### Task instructions
Gather each line in the entries that includes the string "Thorndike".
[begin Dataset records]
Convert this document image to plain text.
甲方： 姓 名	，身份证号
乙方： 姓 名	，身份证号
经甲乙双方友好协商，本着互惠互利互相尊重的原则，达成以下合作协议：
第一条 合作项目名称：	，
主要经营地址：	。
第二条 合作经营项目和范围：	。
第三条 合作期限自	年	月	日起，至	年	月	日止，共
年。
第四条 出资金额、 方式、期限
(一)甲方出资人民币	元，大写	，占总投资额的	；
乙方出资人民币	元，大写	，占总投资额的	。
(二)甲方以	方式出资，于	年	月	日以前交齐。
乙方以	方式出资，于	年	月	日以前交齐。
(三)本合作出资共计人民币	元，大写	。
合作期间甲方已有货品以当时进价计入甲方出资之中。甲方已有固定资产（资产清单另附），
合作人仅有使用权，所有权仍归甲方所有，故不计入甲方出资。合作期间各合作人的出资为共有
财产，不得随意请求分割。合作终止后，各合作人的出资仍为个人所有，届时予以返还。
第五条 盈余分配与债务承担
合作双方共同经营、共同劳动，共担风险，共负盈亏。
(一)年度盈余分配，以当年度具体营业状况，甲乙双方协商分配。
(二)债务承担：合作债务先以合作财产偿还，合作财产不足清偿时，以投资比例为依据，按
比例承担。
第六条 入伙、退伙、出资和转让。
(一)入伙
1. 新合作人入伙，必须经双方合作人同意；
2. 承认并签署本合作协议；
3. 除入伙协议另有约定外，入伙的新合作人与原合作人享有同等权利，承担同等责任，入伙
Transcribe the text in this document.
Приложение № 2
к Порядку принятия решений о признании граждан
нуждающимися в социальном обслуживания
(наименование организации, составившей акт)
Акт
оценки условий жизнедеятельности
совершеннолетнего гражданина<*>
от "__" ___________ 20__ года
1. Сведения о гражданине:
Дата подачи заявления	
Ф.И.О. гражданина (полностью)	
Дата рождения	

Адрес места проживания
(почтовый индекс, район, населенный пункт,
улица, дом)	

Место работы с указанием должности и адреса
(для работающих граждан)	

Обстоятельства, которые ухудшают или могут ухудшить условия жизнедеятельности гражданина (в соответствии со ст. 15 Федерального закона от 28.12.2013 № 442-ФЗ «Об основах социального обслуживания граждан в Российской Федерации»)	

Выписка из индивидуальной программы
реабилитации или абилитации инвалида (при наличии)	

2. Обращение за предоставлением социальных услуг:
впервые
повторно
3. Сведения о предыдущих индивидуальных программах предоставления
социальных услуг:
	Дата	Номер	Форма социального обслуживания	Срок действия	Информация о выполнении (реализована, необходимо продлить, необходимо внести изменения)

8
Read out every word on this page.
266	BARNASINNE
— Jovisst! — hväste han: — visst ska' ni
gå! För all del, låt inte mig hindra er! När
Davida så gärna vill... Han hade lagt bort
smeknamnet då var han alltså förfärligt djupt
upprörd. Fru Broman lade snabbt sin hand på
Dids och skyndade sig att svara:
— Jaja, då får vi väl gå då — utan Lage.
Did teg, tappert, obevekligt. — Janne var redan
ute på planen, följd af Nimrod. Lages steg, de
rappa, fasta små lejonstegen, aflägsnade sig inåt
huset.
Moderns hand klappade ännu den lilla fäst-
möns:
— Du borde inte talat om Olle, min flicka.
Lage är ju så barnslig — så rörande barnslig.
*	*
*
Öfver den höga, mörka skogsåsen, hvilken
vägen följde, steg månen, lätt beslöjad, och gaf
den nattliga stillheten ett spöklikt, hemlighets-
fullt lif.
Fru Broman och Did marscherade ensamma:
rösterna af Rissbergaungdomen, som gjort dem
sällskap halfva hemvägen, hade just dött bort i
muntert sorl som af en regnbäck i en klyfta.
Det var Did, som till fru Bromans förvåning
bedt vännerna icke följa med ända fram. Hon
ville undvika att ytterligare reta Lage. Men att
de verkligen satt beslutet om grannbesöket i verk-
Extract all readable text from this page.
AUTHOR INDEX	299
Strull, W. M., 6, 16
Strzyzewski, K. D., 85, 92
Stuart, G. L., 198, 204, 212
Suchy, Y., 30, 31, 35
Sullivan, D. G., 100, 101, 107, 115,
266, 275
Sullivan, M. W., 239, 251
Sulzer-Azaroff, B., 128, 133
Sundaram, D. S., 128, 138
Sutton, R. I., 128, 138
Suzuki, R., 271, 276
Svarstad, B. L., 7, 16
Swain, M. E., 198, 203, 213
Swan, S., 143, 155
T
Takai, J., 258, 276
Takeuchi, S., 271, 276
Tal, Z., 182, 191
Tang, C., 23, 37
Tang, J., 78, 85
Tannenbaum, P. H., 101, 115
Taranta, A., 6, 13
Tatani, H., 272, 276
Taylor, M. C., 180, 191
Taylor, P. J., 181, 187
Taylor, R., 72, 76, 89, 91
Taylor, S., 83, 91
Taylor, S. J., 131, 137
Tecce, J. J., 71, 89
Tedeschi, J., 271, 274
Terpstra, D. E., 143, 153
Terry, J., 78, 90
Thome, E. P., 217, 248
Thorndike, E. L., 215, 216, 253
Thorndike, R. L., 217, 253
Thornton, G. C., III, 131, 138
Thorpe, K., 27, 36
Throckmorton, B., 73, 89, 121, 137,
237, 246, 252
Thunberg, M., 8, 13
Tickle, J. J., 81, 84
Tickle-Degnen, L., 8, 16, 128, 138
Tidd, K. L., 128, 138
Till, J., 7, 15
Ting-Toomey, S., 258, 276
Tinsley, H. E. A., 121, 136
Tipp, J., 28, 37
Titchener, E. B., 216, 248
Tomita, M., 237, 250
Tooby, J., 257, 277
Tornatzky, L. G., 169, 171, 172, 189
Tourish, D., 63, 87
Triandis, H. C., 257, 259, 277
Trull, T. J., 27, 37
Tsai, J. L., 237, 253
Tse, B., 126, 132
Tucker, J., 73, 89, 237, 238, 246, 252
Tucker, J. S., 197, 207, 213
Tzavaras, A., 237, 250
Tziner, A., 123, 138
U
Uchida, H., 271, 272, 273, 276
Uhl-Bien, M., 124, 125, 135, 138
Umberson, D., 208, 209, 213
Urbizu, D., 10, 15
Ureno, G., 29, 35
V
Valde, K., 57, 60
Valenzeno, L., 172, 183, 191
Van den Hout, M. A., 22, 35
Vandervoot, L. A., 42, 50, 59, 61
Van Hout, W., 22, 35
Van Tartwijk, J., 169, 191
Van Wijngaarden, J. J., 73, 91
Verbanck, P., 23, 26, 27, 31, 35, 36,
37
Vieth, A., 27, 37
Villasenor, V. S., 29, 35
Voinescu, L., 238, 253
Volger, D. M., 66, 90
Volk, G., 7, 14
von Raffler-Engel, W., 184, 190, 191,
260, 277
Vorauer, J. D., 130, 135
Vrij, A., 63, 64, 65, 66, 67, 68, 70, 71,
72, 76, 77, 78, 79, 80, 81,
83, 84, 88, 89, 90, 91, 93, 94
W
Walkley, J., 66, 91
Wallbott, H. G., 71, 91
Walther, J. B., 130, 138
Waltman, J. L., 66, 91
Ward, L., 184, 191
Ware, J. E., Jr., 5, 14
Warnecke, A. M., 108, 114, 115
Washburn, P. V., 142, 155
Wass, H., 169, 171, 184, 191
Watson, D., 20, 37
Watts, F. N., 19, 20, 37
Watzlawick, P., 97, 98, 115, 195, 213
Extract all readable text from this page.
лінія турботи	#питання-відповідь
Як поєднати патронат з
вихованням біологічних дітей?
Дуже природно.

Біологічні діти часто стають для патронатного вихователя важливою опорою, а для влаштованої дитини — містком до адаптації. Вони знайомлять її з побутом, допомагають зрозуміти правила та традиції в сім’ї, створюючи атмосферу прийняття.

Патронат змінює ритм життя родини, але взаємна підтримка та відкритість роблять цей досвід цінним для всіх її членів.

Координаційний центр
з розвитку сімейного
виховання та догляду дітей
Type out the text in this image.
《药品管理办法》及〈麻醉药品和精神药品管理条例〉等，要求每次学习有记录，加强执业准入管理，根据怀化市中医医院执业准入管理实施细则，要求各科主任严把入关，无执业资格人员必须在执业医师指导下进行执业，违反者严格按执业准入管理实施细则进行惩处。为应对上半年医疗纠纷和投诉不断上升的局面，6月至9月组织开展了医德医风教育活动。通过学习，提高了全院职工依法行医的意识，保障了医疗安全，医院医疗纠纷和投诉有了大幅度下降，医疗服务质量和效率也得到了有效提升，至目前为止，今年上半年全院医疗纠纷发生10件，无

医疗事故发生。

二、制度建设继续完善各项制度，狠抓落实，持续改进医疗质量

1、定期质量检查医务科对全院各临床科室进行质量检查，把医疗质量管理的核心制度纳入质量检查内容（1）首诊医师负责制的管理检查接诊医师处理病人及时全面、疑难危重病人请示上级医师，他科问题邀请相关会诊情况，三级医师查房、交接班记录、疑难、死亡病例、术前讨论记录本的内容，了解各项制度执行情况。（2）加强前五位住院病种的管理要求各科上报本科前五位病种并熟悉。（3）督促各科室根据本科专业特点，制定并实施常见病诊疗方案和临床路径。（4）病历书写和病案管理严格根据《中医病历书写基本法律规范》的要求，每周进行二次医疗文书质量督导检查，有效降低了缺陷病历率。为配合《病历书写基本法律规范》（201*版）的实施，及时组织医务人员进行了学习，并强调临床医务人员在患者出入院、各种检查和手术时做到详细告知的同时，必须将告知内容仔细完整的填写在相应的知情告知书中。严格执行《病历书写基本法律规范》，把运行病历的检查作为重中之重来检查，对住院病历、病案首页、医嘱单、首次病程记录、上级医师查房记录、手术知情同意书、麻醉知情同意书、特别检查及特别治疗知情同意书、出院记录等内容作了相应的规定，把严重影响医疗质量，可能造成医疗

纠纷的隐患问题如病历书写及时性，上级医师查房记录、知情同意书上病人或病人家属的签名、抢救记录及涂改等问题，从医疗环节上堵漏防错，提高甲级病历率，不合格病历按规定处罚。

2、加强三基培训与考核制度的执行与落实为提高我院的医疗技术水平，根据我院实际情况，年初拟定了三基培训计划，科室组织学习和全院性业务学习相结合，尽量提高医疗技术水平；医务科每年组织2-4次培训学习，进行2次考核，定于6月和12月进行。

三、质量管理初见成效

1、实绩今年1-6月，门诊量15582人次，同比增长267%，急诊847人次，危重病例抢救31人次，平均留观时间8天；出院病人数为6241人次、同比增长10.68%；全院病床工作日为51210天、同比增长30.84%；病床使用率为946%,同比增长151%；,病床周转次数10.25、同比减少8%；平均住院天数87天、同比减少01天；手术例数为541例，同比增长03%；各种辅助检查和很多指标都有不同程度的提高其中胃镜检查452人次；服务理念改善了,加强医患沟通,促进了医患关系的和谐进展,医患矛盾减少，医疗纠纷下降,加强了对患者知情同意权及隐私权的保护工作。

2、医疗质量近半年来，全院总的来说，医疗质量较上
[end Dataset records]
### Reply to the task
Thorndike, E. L., 215, 216, 253
Thorndike, R. L., 217, 253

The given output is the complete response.